» **STATED EXERCISE**: From the entries below, gather each line containing the word "this".

» **EXTRACTED INFORMATION**:
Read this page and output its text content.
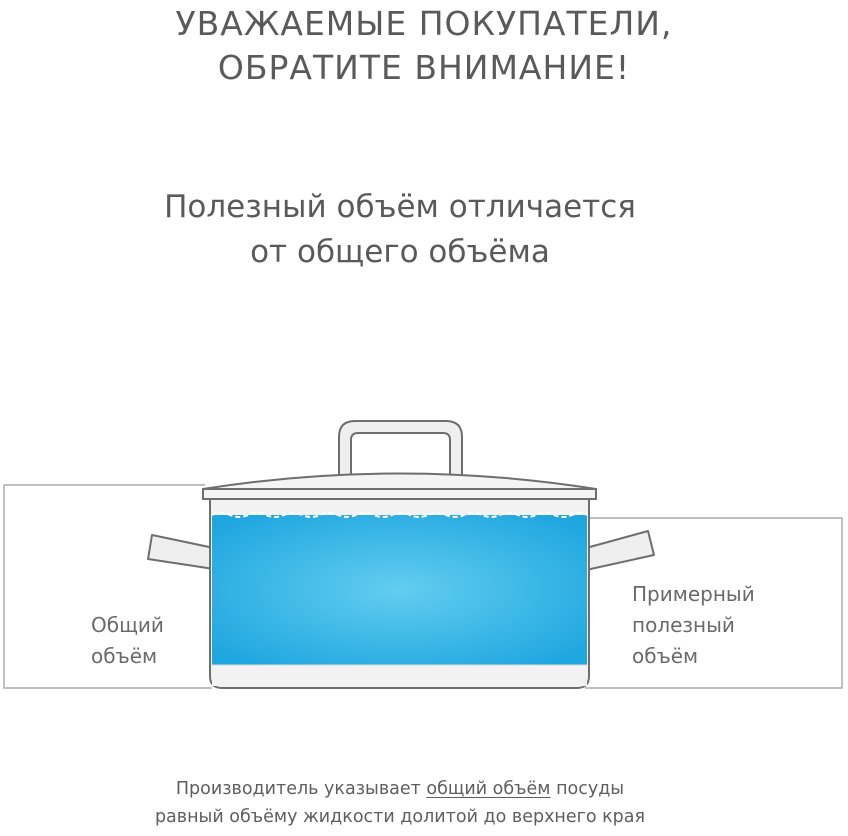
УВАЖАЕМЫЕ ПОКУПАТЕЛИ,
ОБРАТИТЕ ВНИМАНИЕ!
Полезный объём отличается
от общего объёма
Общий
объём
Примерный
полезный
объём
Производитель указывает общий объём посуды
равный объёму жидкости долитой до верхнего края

* * *

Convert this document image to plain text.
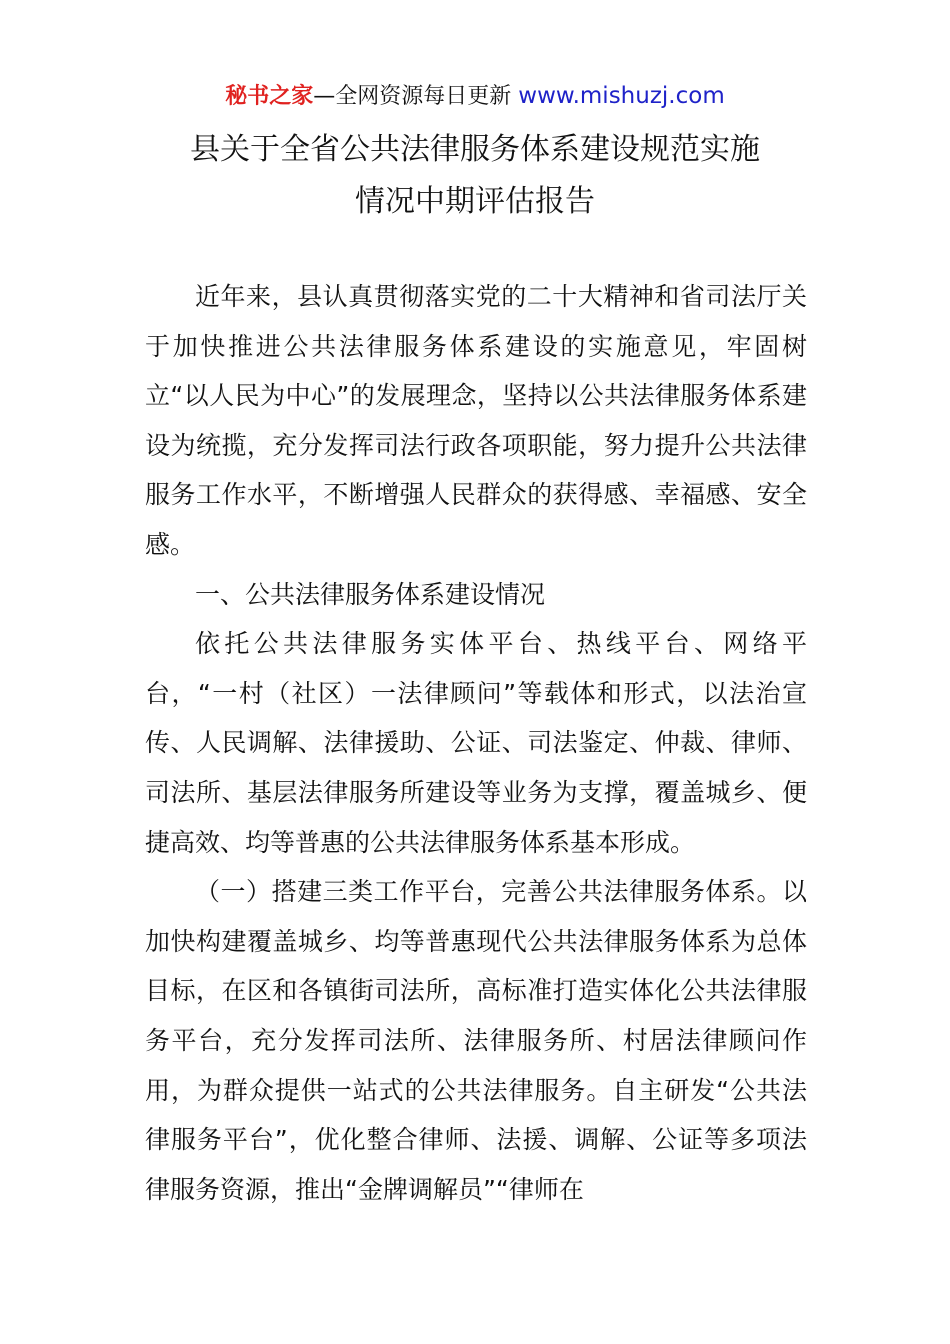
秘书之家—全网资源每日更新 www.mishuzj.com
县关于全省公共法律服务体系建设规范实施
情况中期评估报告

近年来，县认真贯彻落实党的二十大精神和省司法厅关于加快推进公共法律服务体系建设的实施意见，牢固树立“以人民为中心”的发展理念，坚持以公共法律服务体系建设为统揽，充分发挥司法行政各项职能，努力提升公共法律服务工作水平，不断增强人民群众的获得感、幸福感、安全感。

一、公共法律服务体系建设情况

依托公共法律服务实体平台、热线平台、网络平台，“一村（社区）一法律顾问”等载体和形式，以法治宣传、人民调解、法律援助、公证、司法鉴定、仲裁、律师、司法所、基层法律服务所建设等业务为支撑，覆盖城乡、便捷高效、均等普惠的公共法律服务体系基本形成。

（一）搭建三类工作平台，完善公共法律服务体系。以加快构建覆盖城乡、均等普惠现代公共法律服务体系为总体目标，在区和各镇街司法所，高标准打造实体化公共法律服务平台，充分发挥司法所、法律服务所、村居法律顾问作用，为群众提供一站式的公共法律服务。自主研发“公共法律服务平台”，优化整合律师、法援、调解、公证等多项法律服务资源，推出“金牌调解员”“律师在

» **WRITTEN SOLUTION**:
Read this page and output its text content.
Convert this document image to plain text.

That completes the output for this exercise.